▶ Stated task
Pictures are not part of the copy; repeat everything else in the records exactly.

▶ Dataset rows
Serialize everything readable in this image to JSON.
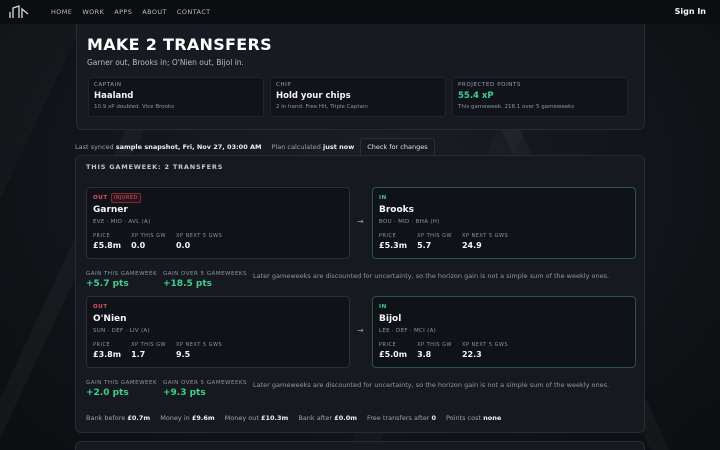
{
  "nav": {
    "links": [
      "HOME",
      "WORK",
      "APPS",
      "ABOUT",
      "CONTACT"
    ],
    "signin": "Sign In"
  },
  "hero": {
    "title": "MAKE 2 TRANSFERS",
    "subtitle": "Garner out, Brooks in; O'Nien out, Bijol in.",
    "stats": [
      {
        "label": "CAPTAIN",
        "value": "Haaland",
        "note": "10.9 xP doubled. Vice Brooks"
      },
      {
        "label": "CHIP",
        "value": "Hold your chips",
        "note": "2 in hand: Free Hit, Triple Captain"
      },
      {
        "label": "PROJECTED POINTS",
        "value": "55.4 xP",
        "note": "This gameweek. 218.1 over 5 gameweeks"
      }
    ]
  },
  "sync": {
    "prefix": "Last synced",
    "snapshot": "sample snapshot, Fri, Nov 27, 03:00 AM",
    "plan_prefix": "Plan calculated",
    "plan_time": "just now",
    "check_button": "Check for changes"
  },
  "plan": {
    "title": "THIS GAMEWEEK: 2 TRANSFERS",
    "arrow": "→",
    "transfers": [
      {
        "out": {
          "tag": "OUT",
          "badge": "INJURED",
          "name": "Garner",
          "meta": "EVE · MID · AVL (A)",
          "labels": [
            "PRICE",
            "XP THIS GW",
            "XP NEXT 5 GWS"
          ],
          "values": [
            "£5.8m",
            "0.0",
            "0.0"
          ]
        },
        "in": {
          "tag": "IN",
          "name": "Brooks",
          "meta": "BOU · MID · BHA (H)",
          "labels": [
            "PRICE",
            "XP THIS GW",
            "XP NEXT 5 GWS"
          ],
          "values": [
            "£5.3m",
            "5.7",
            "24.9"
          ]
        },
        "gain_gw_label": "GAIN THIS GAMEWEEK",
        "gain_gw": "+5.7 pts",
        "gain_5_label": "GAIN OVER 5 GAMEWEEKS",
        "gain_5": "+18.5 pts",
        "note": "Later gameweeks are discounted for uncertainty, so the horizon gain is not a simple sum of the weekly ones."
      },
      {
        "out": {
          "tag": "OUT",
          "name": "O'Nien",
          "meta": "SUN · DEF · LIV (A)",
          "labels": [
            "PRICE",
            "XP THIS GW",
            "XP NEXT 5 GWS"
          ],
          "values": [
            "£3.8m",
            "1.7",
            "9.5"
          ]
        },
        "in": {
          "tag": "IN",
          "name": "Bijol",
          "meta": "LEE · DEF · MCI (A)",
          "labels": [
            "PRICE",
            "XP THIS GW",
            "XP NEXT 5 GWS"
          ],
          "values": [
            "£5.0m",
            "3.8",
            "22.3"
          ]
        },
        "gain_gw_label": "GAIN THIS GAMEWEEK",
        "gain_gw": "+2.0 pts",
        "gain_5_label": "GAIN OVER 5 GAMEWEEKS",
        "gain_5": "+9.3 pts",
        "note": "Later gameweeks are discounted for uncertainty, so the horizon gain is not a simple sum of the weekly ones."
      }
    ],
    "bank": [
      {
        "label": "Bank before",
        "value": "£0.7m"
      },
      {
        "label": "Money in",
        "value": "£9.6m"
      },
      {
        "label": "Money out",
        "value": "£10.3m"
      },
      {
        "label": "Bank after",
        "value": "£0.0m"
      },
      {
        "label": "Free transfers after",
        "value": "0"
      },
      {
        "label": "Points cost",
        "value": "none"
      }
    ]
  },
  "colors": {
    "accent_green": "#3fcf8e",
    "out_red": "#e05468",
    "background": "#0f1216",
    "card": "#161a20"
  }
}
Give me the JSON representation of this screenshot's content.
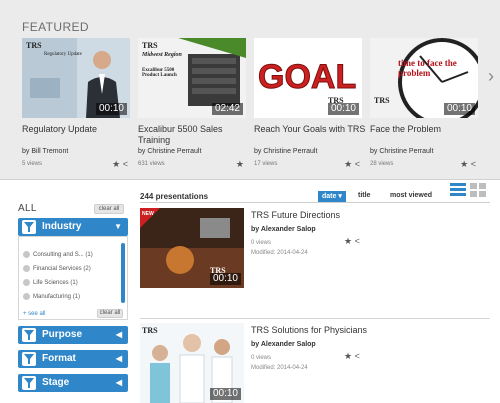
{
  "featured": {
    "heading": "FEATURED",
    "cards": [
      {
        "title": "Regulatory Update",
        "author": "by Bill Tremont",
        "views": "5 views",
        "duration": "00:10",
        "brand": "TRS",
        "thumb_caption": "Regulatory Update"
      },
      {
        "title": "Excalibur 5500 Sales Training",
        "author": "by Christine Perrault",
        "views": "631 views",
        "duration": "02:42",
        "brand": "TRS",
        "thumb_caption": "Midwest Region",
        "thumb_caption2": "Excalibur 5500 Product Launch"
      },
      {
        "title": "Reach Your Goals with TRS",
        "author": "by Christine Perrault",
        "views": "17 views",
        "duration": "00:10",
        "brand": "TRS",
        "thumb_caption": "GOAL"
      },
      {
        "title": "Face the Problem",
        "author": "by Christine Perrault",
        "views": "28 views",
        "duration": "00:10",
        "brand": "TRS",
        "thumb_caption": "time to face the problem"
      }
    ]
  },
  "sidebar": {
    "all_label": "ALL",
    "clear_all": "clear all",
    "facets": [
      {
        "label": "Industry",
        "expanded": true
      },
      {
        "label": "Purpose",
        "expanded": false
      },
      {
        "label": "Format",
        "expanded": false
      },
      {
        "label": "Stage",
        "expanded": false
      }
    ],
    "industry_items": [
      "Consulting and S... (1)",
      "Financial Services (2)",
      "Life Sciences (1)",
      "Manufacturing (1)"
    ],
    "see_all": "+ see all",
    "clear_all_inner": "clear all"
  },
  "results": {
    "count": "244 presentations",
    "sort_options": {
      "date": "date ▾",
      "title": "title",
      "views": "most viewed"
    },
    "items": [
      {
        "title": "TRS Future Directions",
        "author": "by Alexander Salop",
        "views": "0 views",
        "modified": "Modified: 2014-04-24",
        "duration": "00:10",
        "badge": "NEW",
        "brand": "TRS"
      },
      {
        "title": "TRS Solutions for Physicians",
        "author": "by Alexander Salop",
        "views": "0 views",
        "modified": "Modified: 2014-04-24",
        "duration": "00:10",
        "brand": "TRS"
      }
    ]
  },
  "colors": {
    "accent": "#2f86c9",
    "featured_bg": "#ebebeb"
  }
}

▶ Solution to this problem
Serialize everything readable in this image to JSON.
{
  "nav": {
    "links": [
      "HOME",
      "WORK",
      "APPS",
      "ABOUT",
      "CONTACT"
    ],
    "signin": "Sign In"
  },
  "hero": {
    "title": "MAKE 2 TRANSFERS",
    "subtitle": "Garner out, Brooks in; O'Nien out, Bijol in.",
    "stats": [
      {
        "label": "CAPTAIN",
        "value": "Haaland",
        "note": "10.9 xP doubled. Vice Brooks"
      },
      {
        "label": "CHIP",
        "value": "Hold your chips",
        "note": "2 in hand: Free Hit, Triple Captain"
      },
      {
        "label": "PROJECTED POINTS",
        "value": "55.4 xP",
        "note": "This gameweek. 218.1 over 5 gameweeks"
      }
    ]
  },
  "sync": {
    "prefix": "Last synced",
    "snapshot": "sample snapshot, Fri, Nov 27, 03:00 AM",
    "plan_prefix": "Plan calculated",
    "plan_time": "just now",
    "check_button": "Check for changes"
  },
  "plan": {
    "title": "THIS GAMEWEEK: 2 TRANSFERS",
    "arrow": "→",
    "transfers": [
      {
        "out": {
          "tag": "OUT",
          "badge": "INJURED",
          "name": "Garner",
          "meta": "EVE · MID · AVL (A)",
          "labels": [
            "PRICE",
            "XP THIS GW",
            "XP NEXT 5 GWS"
          ],
          "values": [
            "£5.8m",
            "0.0",
            "0.0"
          ]
        },
        "in": {
          "tag": "IN",
          "name": "Brooks",
          "meta": "BOU · MID · BHA (H)",
          "labels": [
            "PRICE",
            "XP THIS GW",
            "XP NEXT 5 GWS"
          ],
          "values": [
            "£5.3m",
            "5.7",
            "24.9"
          ]
        },
        "gain_gw_label": "GAIN THIS GAMEWEEK",
        "gain_gw": "+5.7 pts",
        "gain_5_label": "GAIN OVER 5 GAMEWEEKS",
        "gain_5": "+18.5 pts",
        "note": "Later gameweeks are discounted for uncertainty, so the horizon gain is not a simple sum of the weekly ones."
      },
      {
        "out": {
          "tag": "OUT",
          "name": "O'Nien",
          "meta": "SUN · DEF · LIV (A)",
          "labels": [
            "PRICE",
            "XP THIS GW",
            "XP NEXT 5 GWS"
          ],
          "values": [
            "£3.8m",
            "1.7",
            "9.5"
          ]
        },
        "in": {
          "tag": "IN",
          "name": "Bijol",
          "meta": "LEE · DEF · MCI (A)",
          "labels": [
            "PRICE",
            "XP THIS GW",
            "XP NEXT 5 GWS"
          ],
          "values": [
            "£5.0m",
            "3.8",
            "22.3"
          ]
        },
        "gain_gw_label": "GAIN THIS GAMEWEEK",
        "gain_gw": "+2.0 pts",
        "gain_5_label": "GAIN OVER 5 GAMEWEEKS",
        "gain_5": "+9.3 pts",
        "note": "Later gameweeks are discounted for uncertainty, so the horizon gain is not a simple sum of the weekly ones."
      }
    ],
    "bank": [
      {
        "label": "Bank before",
        "value": "£0.7m"
      },
      {
        "label": "Money in",
        "value": "£9.6m"
      },
      {
        "label": "Money out",
        "value": "£10.3m"
      },
      {
        "label": "Bank after",
        "value": "£0.0m"
      },
      {
        "label": "Free transfers after",
        "value": "0"
      },
      {
        "label": "Points cost",
        "value": "none"
      }
    ]
  },
  "colors": {
    "accent_green": "#3fcf8e",
    "out_red": "#e05468",
    "background": "#0f1216",
    "card": "#161a20"
  }
}
Give me the JSON representation of this screenshot's content.
{
  "featured": {
    "heading": "FEATURED",
    "cards": [
      {
        "title": "Regulatory Update",
        "author": "by Bill Tremont",
        "views": "5 views",
        "duration": "00:10",
        "brand": "TRS",
        "thumb_caption": "Regulatory Update"
      },
      {
        "title": "Excalibur 5500 Sales Training",
        "author": "by Christine Perrault",
        "views": "631 views",
        "duration": "02:42",
        "brand": "TRS",
        "thumb_caption": "Midwest Region",
        "thumb_caption2": "Excalibur 5500 Product Launch"
      },
      {
        "title": "Reach Your Goals with TRS",
        "author": "by Christine Perrault",
        "views": "17 views",
        "duration": "00:10",
        "brand": "TRS",
        "thumb_caption": "GOAL"
      },
      {
        "title": "Face the Problem",
        "author": "by Christine Perrault",
        "views": "28 views",
        "duration": "00:10",
        "brand": "TRS",
        "thumb_caption": "time to face the problem"
      }
    ]
  },
  "sidebar": {
    "all_label": "ALL",
    "clear_all": "clear all",
    "facets": [
      {
        "label": "Industry",
        "expanded": true
      },
      {
        "label": "Purpose",
        "expanded": false
      },
      {
        "label": "Format",
        "expanded": false
      },
      {
        "label": "Stage",
        "expanded": false
      }
    ],
    "industry_items": [
      "Consulting and S... (1)",
      "Financial Services (2)",
      "Life Sciences (1)",
      "Manufacturing (1)"
    ],
    "see_all": "+ see all",
    "clear_all_inner": "clear all"
  },
  "results": {
    "count": "244 presentations",
    "sort_options": {
      "date": "date ▾",
      "title": "title",
      "views": "most viewed"
    },
    "items": [
      {
        "title": "TRS Future Directions",
        "author": "by Alexander Salop",
        "views": "0 views",
        "modified": "Modified: 2014-04-24",
        "duration": "00:10",
        "badge": "NEW",
        "brand": "TRS"
      },
      {
        "title": "TRS Solutions for Physicians",
        "author": "by Alexander Salop",
        "views": "0 views",
        "modified": "Modified: 2014-04-24",
        "duration": "00:10",
        "brand": "TRS"
      }
    ]
  },
  "colors": {
    "accent": "#2f86c9",
    "featured_bg": "#ebebeb"
  }
}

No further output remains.